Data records
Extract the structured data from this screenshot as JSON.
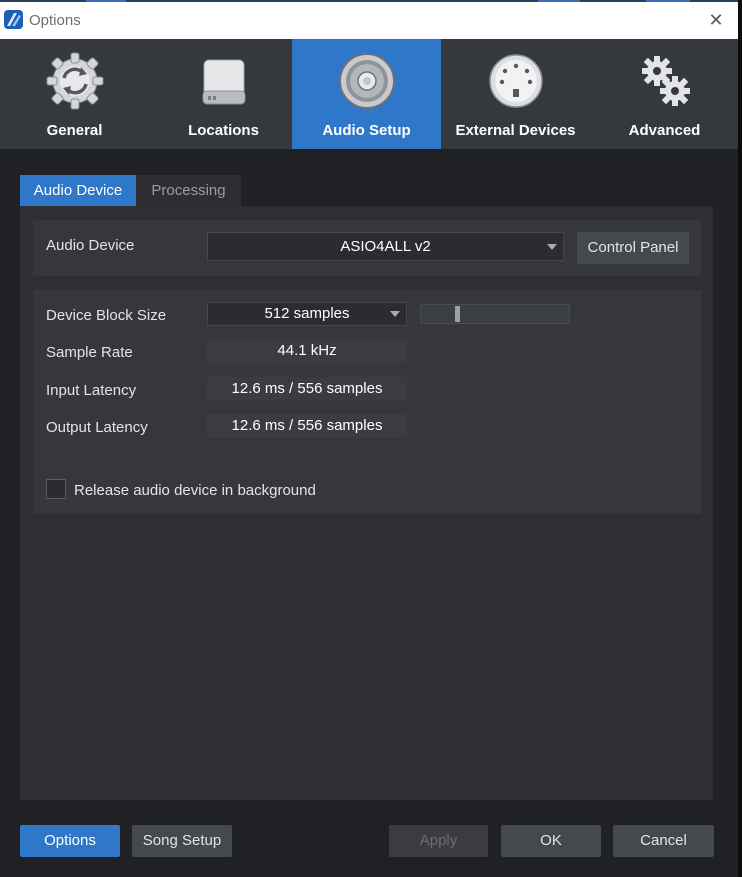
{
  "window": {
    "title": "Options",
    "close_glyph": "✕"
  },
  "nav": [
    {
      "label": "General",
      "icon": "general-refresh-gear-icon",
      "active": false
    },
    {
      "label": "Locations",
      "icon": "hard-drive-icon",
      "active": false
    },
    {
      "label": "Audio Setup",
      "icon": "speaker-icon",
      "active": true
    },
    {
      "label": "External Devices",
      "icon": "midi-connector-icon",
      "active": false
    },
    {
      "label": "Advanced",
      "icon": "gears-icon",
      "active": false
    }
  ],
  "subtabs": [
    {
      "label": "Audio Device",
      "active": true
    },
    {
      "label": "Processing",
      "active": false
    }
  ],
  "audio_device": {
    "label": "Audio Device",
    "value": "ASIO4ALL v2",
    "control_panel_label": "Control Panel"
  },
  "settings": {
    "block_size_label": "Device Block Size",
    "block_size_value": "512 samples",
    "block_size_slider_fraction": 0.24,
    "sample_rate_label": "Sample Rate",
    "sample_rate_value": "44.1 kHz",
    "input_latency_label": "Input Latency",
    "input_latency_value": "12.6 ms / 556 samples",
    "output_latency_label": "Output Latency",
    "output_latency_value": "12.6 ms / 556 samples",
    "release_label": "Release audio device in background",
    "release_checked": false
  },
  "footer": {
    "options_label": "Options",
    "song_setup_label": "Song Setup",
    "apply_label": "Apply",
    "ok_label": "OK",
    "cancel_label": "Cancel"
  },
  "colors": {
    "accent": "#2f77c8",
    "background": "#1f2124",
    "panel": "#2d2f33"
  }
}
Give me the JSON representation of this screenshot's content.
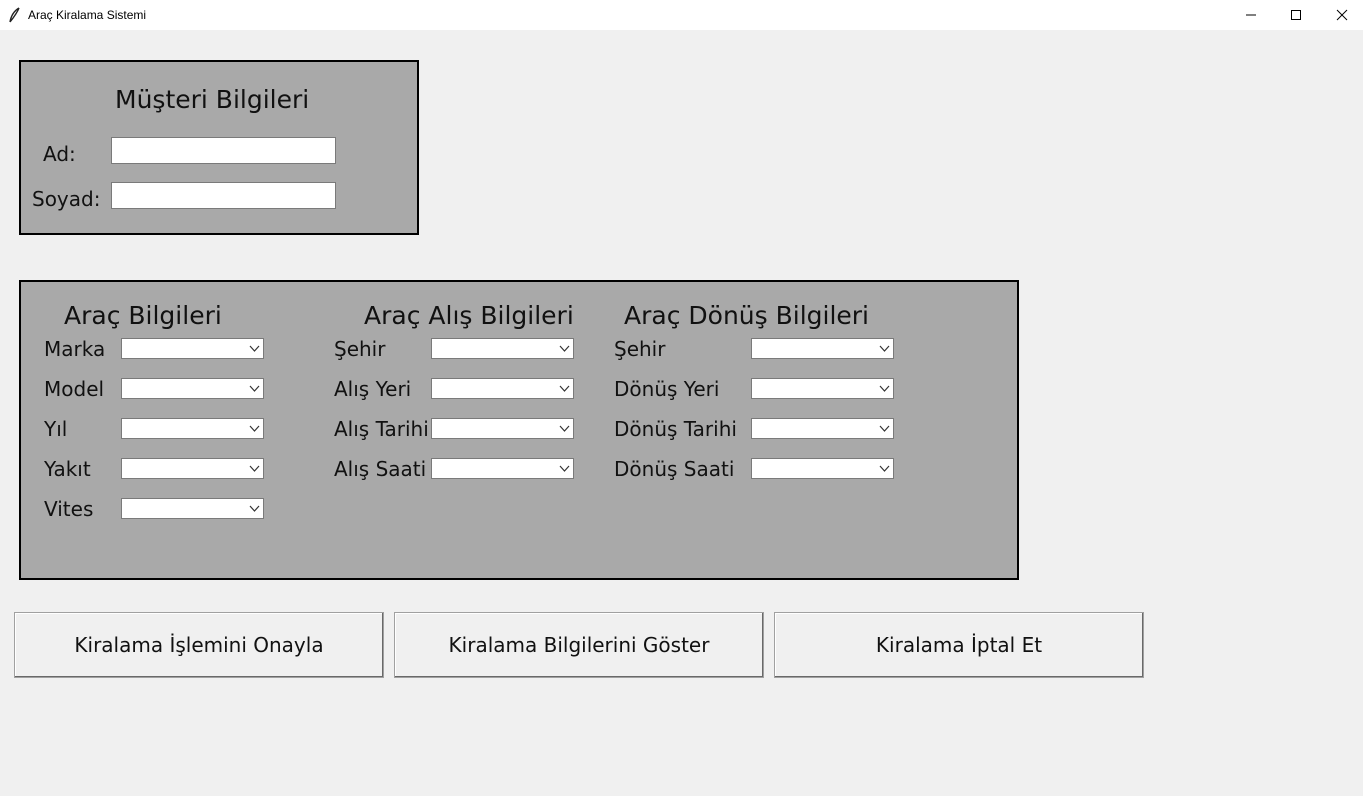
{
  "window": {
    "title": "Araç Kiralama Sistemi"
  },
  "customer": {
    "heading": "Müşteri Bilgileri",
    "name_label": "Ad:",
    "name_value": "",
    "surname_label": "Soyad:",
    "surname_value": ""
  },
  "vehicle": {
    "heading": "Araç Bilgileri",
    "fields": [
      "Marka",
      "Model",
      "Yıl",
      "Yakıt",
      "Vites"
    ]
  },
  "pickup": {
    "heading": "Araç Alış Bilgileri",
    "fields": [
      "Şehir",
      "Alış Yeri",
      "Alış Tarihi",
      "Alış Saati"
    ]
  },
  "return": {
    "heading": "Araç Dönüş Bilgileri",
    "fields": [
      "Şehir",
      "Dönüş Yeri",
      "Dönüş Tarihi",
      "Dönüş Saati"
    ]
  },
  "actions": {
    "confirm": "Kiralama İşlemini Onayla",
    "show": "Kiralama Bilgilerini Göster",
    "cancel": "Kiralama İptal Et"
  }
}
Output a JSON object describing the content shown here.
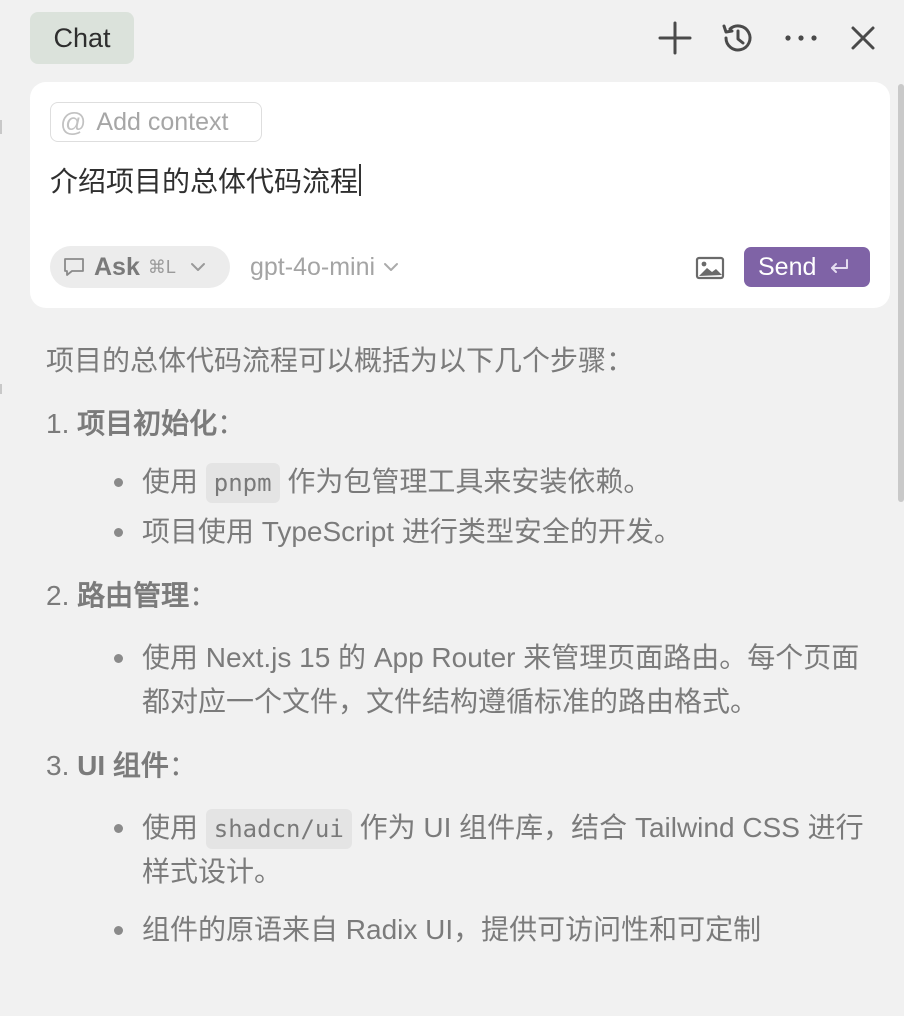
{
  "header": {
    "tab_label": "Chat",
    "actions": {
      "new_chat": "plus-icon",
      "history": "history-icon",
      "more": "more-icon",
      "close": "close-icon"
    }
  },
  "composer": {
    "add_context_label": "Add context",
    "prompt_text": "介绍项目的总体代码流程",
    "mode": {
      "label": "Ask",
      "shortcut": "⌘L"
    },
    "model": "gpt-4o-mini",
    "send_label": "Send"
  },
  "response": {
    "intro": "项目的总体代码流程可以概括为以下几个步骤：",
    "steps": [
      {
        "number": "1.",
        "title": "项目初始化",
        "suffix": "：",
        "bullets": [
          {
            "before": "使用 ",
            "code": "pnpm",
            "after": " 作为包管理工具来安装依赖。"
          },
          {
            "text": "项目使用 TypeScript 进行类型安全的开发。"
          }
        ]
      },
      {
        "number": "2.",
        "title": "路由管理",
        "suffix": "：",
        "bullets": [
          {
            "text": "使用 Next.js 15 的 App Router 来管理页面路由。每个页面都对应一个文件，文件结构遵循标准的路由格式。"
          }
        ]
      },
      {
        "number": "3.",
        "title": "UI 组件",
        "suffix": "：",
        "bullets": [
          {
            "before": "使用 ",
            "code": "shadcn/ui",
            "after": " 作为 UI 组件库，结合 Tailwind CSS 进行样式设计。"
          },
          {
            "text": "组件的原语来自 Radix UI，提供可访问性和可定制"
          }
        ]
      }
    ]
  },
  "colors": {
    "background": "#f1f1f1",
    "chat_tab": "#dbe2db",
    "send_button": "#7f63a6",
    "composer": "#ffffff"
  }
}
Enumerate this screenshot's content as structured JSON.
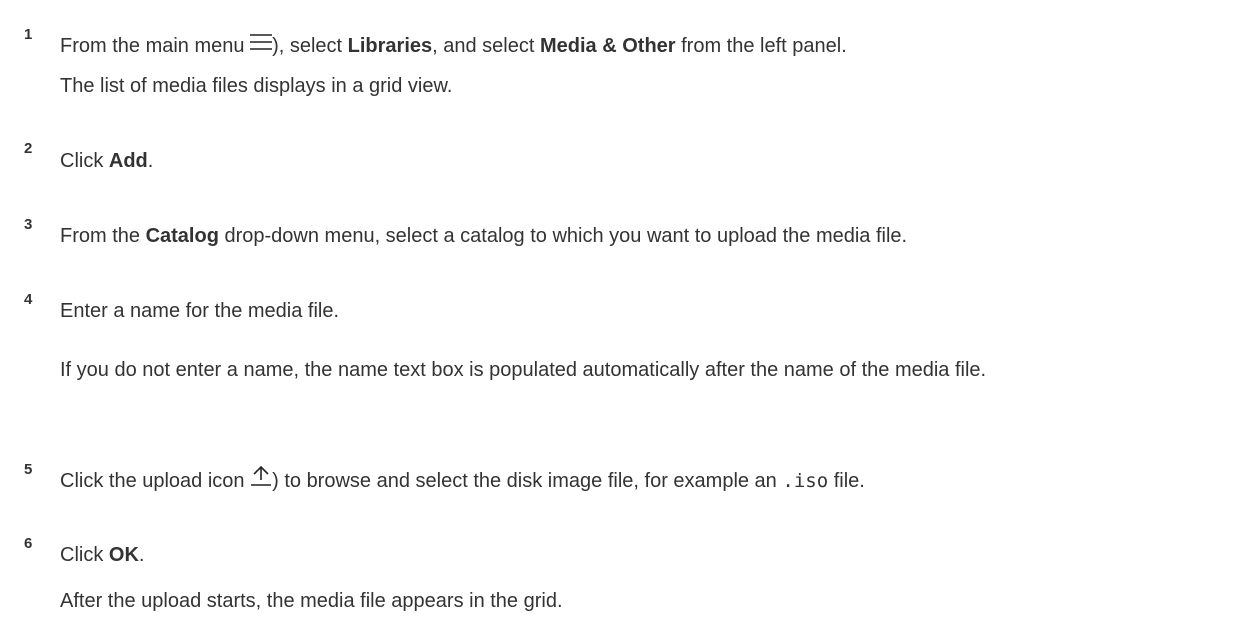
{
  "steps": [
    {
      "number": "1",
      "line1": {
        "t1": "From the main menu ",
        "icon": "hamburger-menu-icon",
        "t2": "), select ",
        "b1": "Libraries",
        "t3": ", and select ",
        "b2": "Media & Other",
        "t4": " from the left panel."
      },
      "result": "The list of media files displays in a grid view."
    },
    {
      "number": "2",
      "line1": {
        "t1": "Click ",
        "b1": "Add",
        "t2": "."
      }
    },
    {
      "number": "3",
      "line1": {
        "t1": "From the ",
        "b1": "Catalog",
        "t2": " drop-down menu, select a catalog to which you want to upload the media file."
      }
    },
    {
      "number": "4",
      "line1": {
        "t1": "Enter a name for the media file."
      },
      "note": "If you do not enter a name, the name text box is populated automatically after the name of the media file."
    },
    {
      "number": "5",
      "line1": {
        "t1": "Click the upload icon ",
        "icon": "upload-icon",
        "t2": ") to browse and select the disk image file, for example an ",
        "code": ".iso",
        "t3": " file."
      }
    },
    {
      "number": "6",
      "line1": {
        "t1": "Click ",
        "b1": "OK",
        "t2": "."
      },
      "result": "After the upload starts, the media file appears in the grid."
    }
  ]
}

- **Task brief**:
From the entries above, copy every line that holds the word "result".

- **Written solution**:
      "result": "The list of media files displays in a grid view."
      "result": "After the upload starts, the media file appears in the grid."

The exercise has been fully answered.